[Rows from a figure dataset]
——————————
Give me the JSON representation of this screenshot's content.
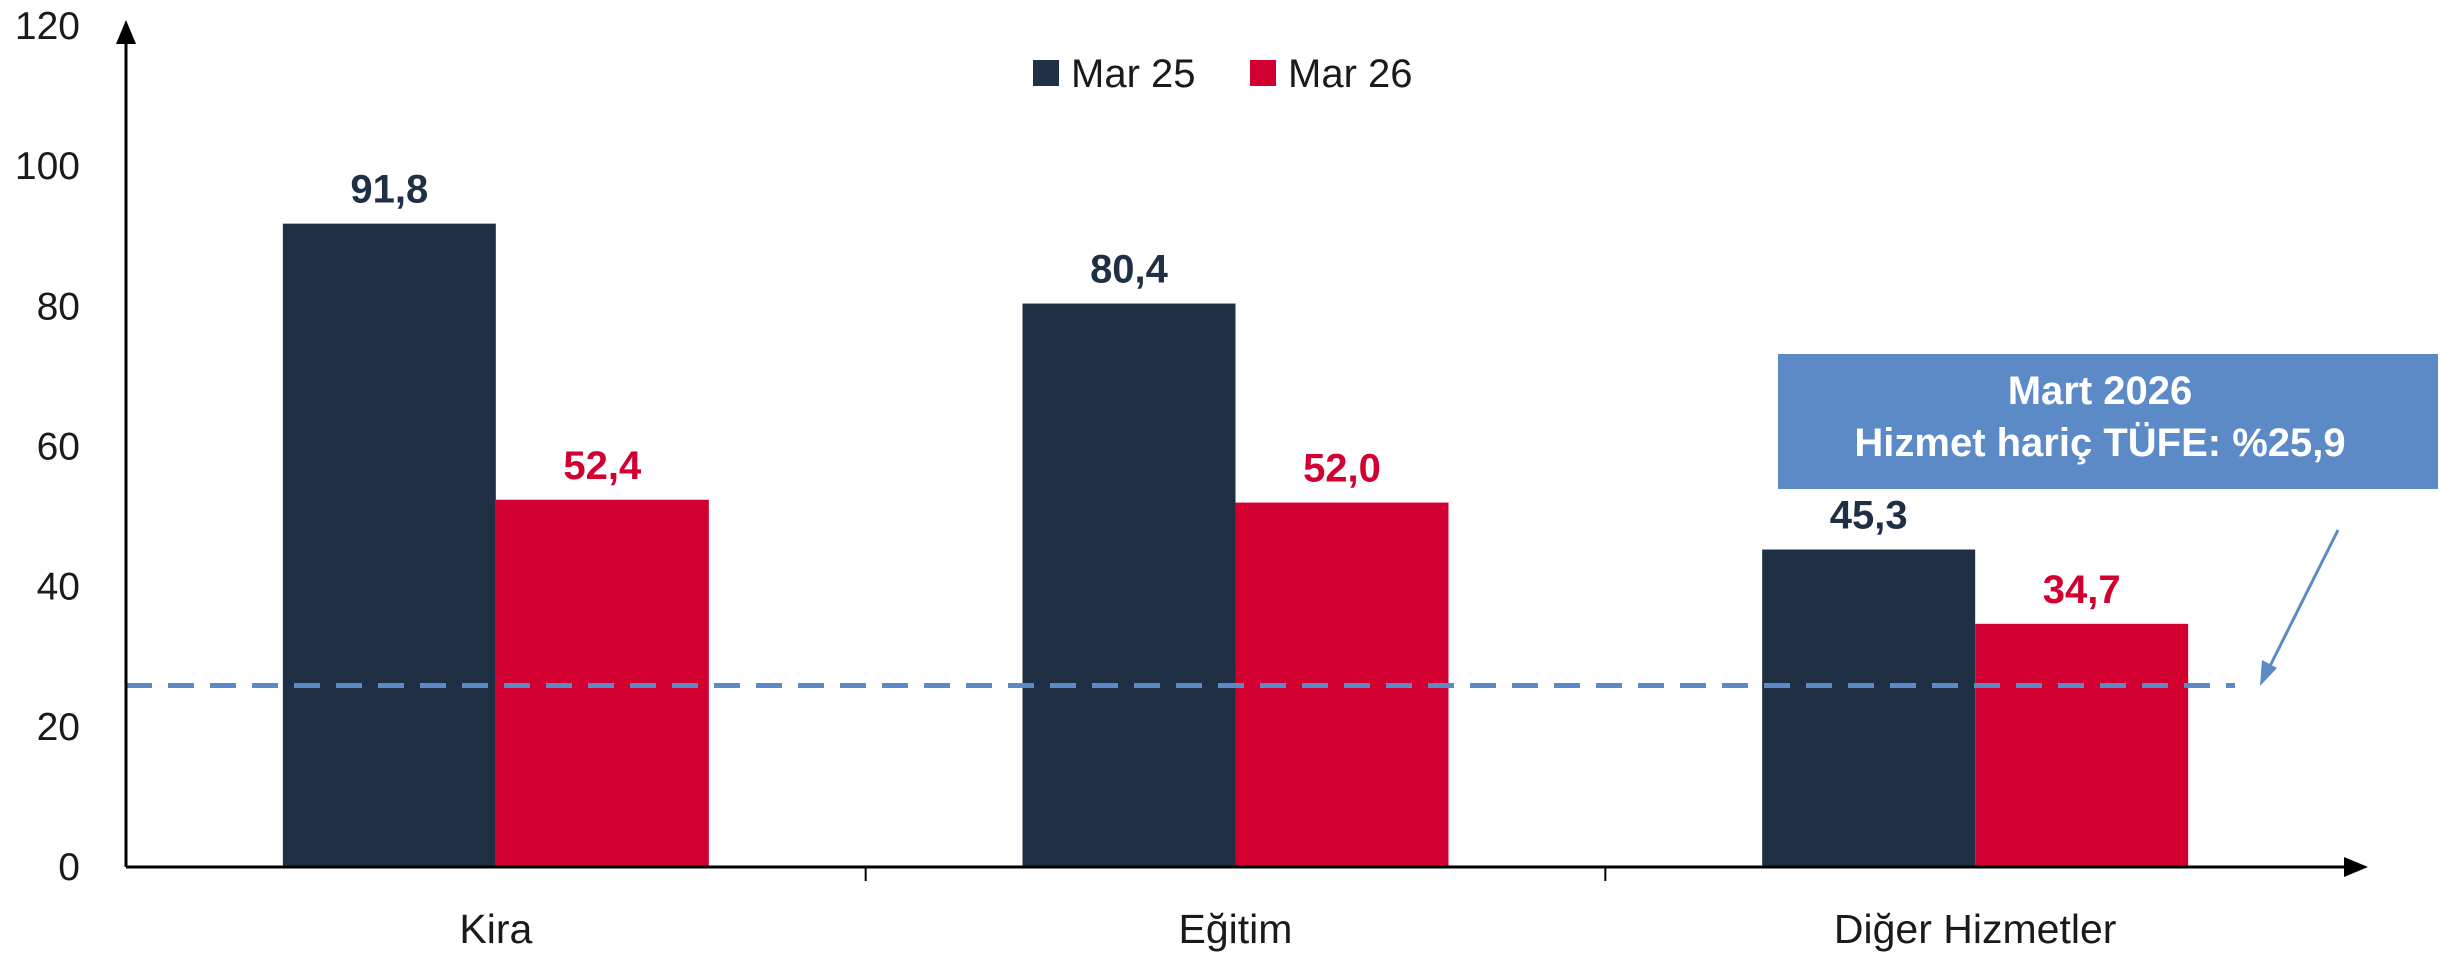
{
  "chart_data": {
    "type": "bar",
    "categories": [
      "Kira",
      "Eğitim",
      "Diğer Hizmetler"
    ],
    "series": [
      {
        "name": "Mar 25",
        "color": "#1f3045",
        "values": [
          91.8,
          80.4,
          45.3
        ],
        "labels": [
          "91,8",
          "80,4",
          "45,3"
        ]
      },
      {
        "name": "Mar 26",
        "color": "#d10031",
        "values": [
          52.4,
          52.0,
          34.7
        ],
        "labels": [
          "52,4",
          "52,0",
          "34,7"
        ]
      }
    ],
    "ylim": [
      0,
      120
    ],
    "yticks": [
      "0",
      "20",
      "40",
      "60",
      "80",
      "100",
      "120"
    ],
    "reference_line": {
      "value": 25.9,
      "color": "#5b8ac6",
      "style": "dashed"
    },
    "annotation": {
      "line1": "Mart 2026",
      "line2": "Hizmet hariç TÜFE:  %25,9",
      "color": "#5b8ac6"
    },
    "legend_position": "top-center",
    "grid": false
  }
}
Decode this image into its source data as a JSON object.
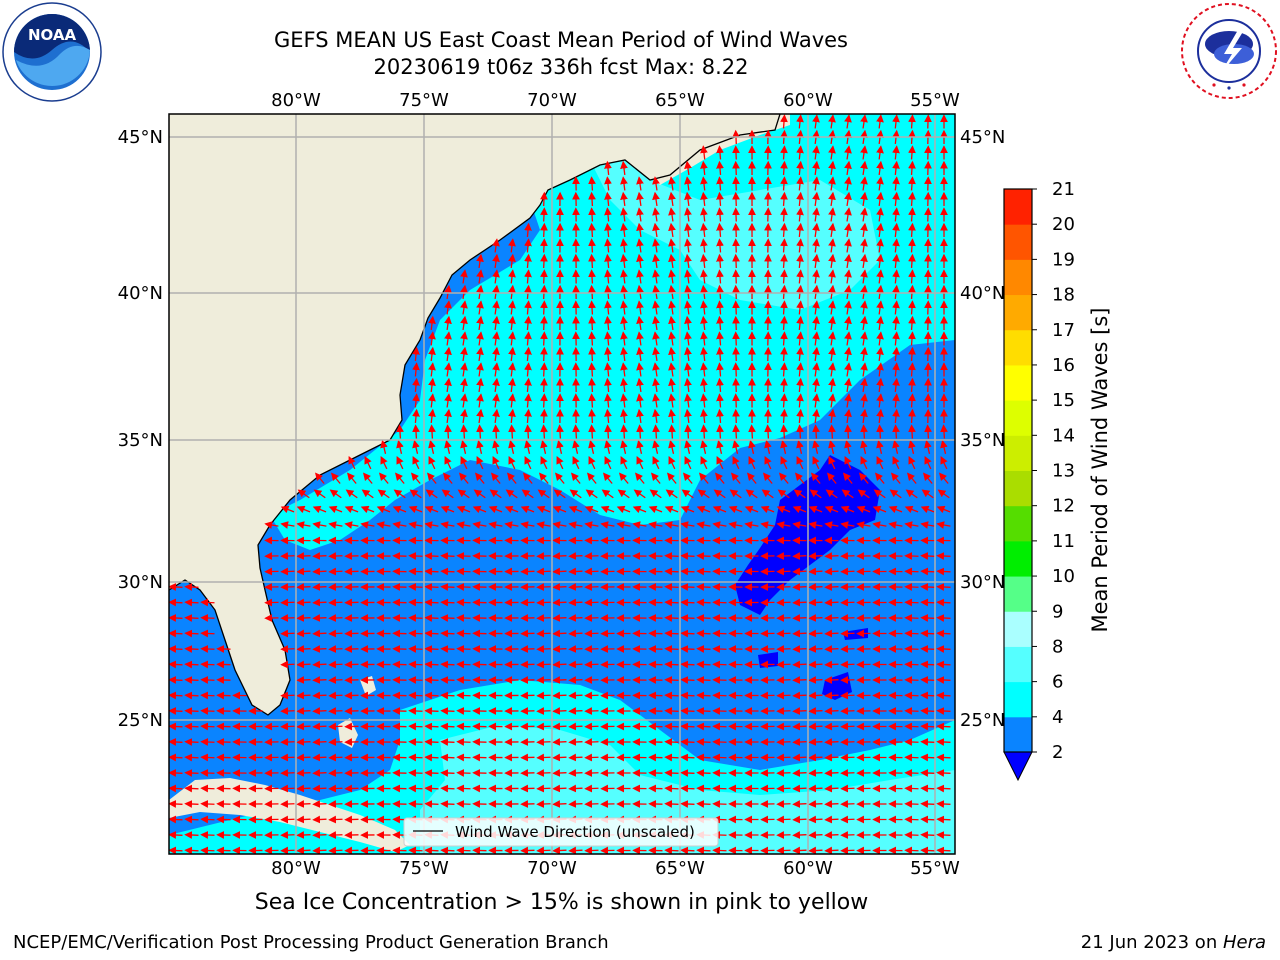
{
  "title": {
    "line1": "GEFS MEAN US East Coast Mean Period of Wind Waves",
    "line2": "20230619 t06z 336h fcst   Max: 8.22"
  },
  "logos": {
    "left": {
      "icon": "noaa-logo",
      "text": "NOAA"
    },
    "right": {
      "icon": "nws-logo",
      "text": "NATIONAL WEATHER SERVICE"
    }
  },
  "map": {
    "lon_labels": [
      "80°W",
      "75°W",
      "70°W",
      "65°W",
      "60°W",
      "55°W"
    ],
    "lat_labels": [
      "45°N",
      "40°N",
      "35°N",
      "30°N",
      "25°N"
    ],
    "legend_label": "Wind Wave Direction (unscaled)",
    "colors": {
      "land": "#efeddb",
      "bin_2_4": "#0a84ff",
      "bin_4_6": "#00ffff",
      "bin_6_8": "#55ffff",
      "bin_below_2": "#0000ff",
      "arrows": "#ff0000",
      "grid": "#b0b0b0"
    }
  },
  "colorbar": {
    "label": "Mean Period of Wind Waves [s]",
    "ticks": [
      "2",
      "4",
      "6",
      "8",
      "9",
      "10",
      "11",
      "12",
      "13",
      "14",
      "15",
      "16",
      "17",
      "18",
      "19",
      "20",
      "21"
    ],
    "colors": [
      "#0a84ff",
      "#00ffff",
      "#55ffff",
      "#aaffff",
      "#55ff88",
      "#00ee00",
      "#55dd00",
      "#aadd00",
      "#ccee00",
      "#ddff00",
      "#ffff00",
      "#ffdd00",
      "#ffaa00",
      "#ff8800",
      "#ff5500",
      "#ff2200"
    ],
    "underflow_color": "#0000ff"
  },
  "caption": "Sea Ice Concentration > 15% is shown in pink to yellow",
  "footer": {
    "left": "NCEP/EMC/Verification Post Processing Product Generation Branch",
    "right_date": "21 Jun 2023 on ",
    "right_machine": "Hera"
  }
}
——————————
Repeat the listing verbatim. Skip the pictures.

Give me the JSON representation of this screenshot's content.
{
  "chart_data": {
    "type": "bar",
    "categories": [
      "Kira",
      "Eğitim",
      "Diğer Hizmetler"
    ],
    "series": [
      {
        "name": "Mar 25",
        "color": "#1f3045",
        "values": [
          91.8,
          80.4,
          45.3
        ],
        "labels": [
          "91,8",
          "80,4",
          "45,3"
        ]
      },
      {
        "name": "Mar 26",
        "color": "#d10031",
        "values": [
          52.4,
          52.0,
          34.7
        ],
        "labels": [
          "52,4",
          "52,0",
          "34,7"
        ]
      }
    ],
    "ylim": [
      0,
      120
    ],
    "yticks": [
      "0",
      "20",
      "40",
      "60",
      "80",
      "100",
      "120"
    ],
    "reference_line": {
      "value": 25.9,
      "color": "#5b8ac6",
      "style": "dashed"
    },
    "annotation": {
      "line1": "Mart 2026",
      "line2": "Hizmet hariç TÜFE:  %25,9",
      "color": "#5b8ac6"
    },
    "legend_position": "top-center",
    "grid": false
  }
}
Decode this image into its source data as a JSON object.
{
  "title": {
    "line1": "GEFS MEAN US East Coast Mean Period of Wind Waves",
    "line2": "20230619 t06z 336h fcst   Max: 8.22"
  },
  "logos": {
    "left": {
      "icon": "noaa-logo",
      "text": "NOAA"
    },
    "right": {
      "icon": "nws-logo",
      "text": "NATIONAL WEATHER SERVICE"
    }
  },
  "map": {
    "lon_labels": [
      "80°W",
      "75°W",
      "70°W",
      "65°W",
      "60°W",
      "55°W"
    ],
    "lat_labels": [
      "45°N",
      "40°N",
      "35°N",
      "30°N",
      "25°N"
    ],
    "legend_label": "Wind Wave Direction (unscaled)",
    "colors": {
      "land": "#efeddb",
      "bin_2_4": "#0a84ff",
      "bin_4_6": "#00ffff",
      "bin_6_8": "#55ffff",
      "bin_below_2": "#0000ff",
      "arrows": "#ff0000",
      "grid": "#b0b0b0"
    }
  },
  "colorbar": {
    "label": "Mean Period of Wind Waves [s]",
    "ticks": [
      "2",
      "4",
      "6",
      "8",
      "9",
      "10",
      "11",
      "12",
      "13",
      "14",
      "15",
      "16",
      "17",
      "18",
      "19",
      "20",
      "21"
    ],
    "colors": [
      "#0a84ff",
      "#00ffff",
      "#55ffff",
      "#aaffff",
      "#55ff88",
      "#00ee00",
      "#55dd00",
      "#aadd00",
      "#ccee00",
      "#ddff00",
      "#ffff00",
      "#ffdd00",
      "#ffaa00",
      "#ff8800",
      "#ff5500",
      "#ff2200"
    ],
    "underflow_color": "#0000ff"
  },
  "caption": "Sea Ice Concentration > 15% is shown in pink to yellow",
  "footer": {
    "left": "NCEP/EMC/Verification Post Processing Product Generation Branch",
    "right_date": "21 Jun 2023 on ",
    "right_machine": "Hera"
  }
}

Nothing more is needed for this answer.